The records that follow must be reproduced in full, exactly as written.

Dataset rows
########################################

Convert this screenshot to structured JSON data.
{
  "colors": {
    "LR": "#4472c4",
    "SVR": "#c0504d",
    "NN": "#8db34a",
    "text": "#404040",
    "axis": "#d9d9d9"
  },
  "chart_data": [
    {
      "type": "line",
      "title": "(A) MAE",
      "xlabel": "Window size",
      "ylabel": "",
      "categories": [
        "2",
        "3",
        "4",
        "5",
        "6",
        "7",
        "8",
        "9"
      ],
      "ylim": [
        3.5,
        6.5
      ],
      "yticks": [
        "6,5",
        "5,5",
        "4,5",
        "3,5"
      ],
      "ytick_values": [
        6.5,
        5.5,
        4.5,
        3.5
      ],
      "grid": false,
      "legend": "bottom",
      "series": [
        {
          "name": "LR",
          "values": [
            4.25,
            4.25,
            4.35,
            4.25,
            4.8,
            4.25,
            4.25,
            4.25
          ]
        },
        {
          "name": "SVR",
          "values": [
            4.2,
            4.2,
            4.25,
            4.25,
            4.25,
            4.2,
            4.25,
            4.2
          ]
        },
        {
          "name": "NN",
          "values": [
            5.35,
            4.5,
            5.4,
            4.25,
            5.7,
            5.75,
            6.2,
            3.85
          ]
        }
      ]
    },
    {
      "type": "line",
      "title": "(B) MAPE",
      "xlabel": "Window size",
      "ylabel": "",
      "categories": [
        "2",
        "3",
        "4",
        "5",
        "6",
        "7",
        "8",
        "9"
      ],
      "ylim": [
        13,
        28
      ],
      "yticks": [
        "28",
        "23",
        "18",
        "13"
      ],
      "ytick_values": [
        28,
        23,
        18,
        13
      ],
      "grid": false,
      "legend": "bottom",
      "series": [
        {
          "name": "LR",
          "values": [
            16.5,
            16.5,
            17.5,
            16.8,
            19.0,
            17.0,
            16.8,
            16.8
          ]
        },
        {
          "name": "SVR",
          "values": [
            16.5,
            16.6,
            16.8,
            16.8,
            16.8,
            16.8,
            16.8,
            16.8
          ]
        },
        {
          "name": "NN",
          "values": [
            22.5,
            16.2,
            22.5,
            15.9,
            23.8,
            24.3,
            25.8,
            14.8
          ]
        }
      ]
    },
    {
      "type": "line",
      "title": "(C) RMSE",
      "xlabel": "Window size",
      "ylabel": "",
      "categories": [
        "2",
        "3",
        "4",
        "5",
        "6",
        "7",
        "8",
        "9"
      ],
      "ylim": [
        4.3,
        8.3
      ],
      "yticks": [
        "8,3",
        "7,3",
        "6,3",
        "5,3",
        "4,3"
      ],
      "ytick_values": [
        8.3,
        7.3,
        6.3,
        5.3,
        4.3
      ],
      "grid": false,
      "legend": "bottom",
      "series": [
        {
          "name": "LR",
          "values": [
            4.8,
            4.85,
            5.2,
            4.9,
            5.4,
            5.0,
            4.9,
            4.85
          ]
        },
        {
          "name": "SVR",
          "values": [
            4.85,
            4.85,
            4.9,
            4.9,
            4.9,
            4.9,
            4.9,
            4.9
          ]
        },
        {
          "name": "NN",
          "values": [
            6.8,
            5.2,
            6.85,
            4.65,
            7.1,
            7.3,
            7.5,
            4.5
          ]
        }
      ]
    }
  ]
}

########################################

(Task output):
Convert this screenshot to structured JSON data.
{
  "colors": {
    "LR": "#4472c4",
    "SVR": "#c0504d",
    "NN": "#8db34a",
    "text": "#404040",
    "axis": "#d9d9d9"
  },
  "chart_data": [
    {
      "type": "line",
      "title": "(A) MAE",
      "xlabel": "Window size",
      "ylabel": "",
      "categories": [
        "2",
        "3",
        "4",
        "5",
        "6",
        "7",
        "8",
        "9"
      ],
      "ylim": [
        3.5,
        6.5
      ],
      "yticks": [
        "6,5",
        "5,5",
        "4,5",
        "3,5"
      ],
      "ytick_values": [
        6.5,
        5.5,
        4.5,
        3.5
      ],
      "grid": false,
      "legend": "bottom",
      "series": [
        {
          "name": "LR",
          "values": [
            4.25,
            4.25,
            4.35,
            4.25,
            4.8,
            4.25,
            4.25,
            4.25
          ]
        },
        {
          "name": "SVR",
          "values": [
            4.2,
            4.2,
            4.25,
            4.25,
            4.25,
            4.2,
            4.25,
            4.2
          ]
        },
        {
          "name": "NN",
          "values": [
            5.35,
            4.5,
            5.4,
            4.25,
            5.7,
            5.75,
            6.2,
            3.85
          ]
        }
      ]
    },
    {
      "type": "line",
      "title": "(B) MAPE",
      "xlabel": "Window size",
      "ylabel": "",
      "categories": [
        "2",
        "3",
        "4",
        "5",
        "6",
        "7",
        "8",
        "9"
      ],
      "ylim": [
        13,
        28
      ],
      "yticks": [
        "28",
        "23",
        "18",
        "13"
      ],
      "ytick_values": [
        28,
        23,
        18,
        13
      ],
      "grid": false,
      "legend": "bottom",
      "series": [
        {
          "name": "LR",
          "values": [
            16.5,
            16.5,
            17.5,
            16.8,
            19.0,
            17.0,
            16.8,
            16.8
          ]
        },
        {
          "name": "SVR",
          "values": [
            16.5,
            16.6,
            16.8,
            16.8,
            16.8,
            16.8,
            16.8,
            16.8
          ]
        },
        {
          "name": "NN",
          "values": [
            22.5,
            16.2,
            22.5,
            15.9,
            23.8,
            24.3,
            25.8,
            14.8
          ]
        }
      ]
    },
    {
      "type": "line",
      "title": "(C) RMSE",
      "xlabel": "Window size",
      "ylabel": "",
      "categories": [
        "2",
        "3",
        "4",
        "5",
        "6",
        "7",
        "8",
        "9"
      ],
      "ylim": [
        4.3,
        8.3
      ],
      "yticks": [
        "8,3",
        "7,3",
        "6,3",
        "5,3",
        "4,3"
      ],
      "ytick_values": [
        8.3,
        7.3,
        6.3,
        5.3,
        4.3
      ],
      "grid": false,
      "legend": "bottom",
      "series": [
        {
          "name": "LR",
          "values": [
            4.8,
            4.85,
            5.2,
            4.9,
            5.4,
            5.0,
            4.9,
            4.85
          ]
        },
        {
          "name": "SVR",
          "values": [
            4.85,
            4.85,
            4.9,
            4.9,
            4.9,
            4.9,
            4.9,
            4.9
          ]
        },
        {
          "name": "NN",
          "values": [
            6.8,
            5.2,
            6.85,
            4.65,
            7.1,
            7.3,
            7.5,
            4.5
          ]
        }
      ]
    }
  ]
}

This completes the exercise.